Below is a set of records. Repeat all of them exactly.

-- Start DATA SECTION --

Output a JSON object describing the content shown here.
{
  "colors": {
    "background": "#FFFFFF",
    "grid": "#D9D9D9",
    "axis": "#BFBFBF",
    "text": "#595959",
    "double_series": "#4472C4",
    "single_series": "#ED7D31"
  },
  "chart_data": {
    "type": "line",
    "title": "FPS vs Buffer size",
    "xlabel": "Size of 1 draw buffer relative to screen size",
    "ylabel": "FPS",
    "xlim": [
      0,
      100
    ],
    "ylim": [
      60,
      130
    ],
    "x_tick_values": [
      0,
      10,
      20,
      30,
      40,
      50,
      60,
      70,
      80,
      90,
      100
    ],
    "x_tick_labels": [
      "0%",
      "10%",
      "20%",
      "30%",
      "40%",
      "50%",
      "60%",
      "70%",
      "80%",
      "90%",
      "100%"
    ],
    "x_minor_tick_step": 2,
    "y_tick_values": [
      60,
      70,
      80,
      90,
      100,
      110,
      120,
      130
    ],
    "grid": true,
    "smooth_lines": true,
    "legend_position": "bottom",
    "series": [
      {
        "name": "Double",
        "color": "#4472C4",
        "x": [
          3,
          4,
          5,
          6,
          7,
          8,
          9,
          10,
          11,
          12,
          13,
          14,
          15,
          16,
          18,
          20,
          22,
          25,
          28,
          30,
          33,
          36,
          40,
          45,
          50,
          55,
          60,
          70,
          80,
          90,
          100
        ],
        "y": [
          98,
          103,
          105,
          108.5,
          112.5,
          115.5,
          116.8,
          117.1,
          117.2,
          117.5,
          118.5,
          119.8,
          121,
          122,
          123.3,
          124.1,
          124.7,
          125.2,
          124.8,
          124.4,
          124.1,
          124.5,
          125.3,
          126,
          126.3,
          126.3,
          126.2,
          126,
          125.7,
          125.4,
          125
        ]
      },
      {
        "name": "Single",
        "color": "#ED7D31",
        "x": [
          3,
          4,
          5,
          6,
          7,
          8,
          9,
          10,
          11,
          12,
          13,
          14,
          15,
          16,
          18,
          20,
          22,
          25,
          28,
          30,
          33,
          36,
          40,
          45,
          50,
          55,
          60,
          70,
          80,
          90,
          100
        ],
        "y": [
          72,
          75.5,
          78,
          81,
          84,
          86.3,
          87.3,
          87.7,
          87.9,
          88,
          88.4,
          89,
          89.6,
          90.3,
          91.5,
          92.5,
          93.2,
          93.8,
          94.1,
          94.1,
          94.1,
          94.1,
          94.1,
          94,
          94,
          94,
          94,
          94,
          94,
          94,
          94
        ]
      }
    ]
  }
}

-- End DATA SECTION --

→ RESULT OF THIS TASK:
Output a JSON object describing the content shown here.
{
  "colors": {
    "background": "#FFFFFF",
    "grid": "#D9D9D9",
    "axis": "#BFBFBF",
    "text": "#595959",
    "double_series": "#4472C4",
    "single_series": "#ED7D31"
  },
  "chart_data": {
    "type": "line",
    "title": "FPS vs Buffer size",
    "xlabel": "Size of 1 draw buffer relative to screen size",
    "ylabel": "FPS",
    "xlim": [
      0,
      100
    ],
    "ylim": [
      60,
      130
    ],
    "x_tick_values": [
      0,
      10,
      20,
      30,
      40,
      50,
      60,
      70,
      80,
      90,
      100
    ],
    "x_tick_labels": [
      "0%",
      "10%",
      "20%",
      "30%",
      "40%",
      "50%",
      "60%",
      "70%",
      "80%",
      "90%",
      "100%"
    ],
    "x_minor_tick_step": 2,
    "y_tick_values": [
      60,
      70,
      80,
      90,
      100,
      110,
      120,
      130
    ],
    "grid": true,
    "smooth_lines": true,
    "legend_position": "bottom",
    "series": [
      {
        "name": "Double",
        "color": "#4472C4",
        "x": [
          3,
          4,
          5,
          6,
          7,
          8,
          9,
          10,
          11,
          12,
          13,
          14,
          15,
          16,
          18,
          20,
          22,
          25,
          28,
          30,
          33,
          36,
          40,
          45,
          50,
          55,
          60,
          70,
          80,
          90,
          100
        ],
        "y": [
          98,
          103,
          105,
          108.5,
          112.5,
          115.5,
          116.8,
          117.1,
          117.2,
          117.5,
          118.5,
          119.8,
          121,
          122,
          123.3,
          124.1,
          124.7,
          125.2,
          124.8,
          124.4,
          124.1,
          124.5,
          125.3,
          126,
          126.3,
          126.3,
          126.2,
          126,
          125.7,
          125.4,
          125
        ]
      },
      {
        "name": "Single",
        "color": "#ED7D31",
        "x": [
          3,
          4,
          5,
          6,
          7,
          8,
          9,
          10,
          11,
          12,
          13,
          14,
          15,
          16,
          18,
          20,
          22,
          25,
          28,
          30,
          33,
          36,
          40,
          45,
          50,
          55,
          60,
          70,
          80,
          90,
          100
        ],
        "y": [
          72,
          75.5,
          78,
          81,
          84,
          86.3,
          87.3,
          87.7,
          87.9,
          88,
          88.4,
          89,
          89.6,
          90.3,
          91.5,
          92.5,
          93.2,
          93.8,
          94.1,
          94.1,
          94.1,
          94.1,
          94.1,
          94,
          94,
          94,
          94,
          94,
          94,
          94,
          94
        ]
      }
    ]
  }
}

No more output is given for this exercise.